• _What needs to be done_: Select all lines with the string "Preview" in them, and copy those lines.

[Raw records]
______________________________

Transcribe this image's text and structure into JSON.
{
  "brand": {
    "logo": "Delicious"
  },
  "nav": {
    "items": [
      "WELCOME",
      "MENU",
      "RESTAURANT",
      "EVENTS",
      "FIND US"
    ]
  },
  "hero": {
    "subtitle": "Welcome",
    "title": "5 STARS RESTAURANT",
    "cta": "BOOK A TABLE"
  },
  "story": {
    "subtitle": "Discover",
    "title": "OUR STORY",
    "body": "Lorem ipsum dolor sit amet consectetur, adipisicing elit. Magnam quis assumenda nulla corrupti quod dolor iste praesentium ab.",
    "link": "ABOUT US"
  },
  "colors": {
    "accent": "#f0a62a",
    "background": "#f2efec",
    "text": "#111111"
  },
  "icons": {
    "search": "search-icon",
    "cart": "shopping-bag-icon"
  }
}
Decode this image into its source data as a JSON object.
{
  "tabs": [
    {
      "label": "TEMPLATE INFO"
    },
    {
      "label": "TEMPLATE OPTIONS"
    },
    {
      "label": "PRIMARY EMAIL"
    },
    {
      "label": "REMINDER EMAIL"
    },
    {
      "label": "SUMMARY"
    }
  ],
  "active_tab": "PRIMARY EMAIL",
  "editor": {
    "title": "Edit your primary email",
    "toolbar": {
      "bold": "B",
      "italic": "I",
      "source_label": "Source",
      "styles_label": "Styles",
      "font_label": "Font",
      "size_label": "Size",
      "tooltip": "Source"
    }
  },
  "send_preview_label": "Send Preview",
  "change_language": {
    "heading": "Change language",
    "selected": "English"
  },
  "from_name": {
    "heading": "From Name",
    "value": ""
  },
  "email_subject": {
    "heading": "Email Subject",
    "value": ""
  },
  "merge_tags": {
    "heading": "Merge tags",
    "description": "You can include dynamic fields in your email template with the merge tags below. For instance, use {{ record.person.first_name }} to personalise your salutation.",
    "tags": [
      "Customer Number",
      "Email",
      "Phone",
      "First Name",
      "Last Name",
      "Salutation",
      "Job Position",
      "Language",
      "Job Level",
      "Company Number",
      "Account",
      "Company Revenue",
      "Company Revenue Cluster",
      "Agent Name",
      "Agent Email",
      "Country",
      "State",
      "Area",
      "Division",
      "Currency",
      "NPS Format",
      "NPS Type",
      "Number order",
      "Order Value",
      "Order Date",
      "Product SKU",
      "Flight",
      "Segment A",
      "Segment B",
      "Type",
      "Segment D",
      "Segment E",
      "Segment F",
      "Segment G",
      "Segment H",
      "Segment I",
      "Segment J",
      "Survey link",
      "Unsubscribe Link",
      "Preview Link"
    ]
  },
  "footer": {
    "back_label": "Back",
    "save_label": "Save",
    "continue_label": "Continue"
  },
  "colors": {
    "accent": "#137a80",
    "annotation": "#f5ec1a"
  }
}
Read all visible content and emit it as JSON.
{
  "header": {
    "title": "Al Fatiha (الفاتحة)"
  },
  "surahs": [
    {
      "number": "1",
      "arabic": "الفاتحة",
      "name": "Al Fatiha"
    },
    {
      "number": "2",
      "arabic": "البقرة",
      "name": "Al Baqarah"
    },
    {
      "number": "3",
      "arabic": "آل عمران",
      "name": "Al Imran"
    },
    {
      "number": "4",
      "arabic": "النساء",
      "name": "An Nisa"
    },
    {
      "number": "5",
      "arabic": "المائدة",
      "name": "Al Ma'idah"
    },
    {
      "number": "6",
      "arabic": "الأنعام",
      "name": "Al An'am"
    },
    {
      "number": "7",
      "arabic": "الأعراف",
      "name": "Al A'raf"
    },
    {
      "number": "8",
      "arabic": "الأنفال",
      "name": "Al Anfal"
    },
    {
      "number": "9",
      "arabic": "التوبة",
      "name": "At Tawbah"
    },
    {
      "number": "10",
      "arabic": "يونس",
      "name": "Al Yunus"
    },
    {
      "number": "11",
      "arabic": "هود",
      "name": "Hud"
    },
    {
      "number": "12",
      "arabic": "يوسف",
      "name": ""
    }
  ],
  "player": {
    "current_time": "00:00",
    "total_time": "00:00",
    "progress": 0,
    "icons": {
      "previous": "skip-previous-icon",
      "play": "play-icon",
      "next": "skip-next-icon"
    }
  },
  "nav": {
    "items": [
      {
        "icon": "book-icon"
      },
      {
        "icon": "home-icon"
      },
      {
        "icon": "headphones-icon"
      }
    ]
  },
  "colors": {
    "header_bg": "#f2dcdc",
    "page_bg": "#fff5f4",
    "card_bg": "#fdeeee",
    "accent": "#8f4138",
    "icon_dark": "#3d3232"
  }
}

______________________________

• _In response_:
  "send_preview_label": "Send Preview",
      "Preview Link"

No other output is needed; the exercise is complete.